Exercise task | Print the listing that follows, character for character.
────────────────────────────────────────
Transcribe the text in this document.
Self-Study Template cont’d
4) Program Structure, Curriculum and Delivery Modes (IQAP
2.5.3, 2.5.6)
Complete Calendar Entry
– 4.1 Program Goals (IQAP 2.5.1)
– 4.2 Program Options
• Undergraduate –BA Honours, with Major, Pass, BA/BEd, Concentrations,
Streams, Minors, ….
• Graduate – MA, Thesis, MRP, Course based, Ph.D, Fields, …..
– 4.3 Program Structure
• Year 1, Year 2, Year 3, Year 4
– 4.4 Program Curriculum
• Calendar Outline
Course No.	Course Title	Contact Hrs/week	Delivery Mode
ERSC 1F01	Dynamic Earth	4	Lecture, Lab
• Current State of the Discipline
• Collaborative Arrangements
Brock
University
────────────────────────────────────────
Result |
Transcribe the text in this document.
Self-Study Template cont’d
4) Program Structure, Curriculum and Delivery Modes (IQAP
2.5.3, 2.5.6)
Complete Calendar Entry
– 4.1 Program Goals (IQAP 2.5.1)
– 4.2 Program Options
• Undergraduate –BA Honours, with Major, Pass, BA/BEd, Concentrations,
Streams, Minors, ….
• Graduate – MA, Thesis, MRP, Course based, Ph.D, Fields, …..
– 4.3 Program Structure
• Year 1, Year 2, Year 3, Year 4
– 4.4 Program Curriculum
• Calendar Outline
Course No.	Course Title	Contact Hrs/week	Delivery Mode
ERSC 1F01	Dynamic Earth	4	Lecture, Lab
• Current State of the Discipline
• Collaborative Arrangements
Brock
University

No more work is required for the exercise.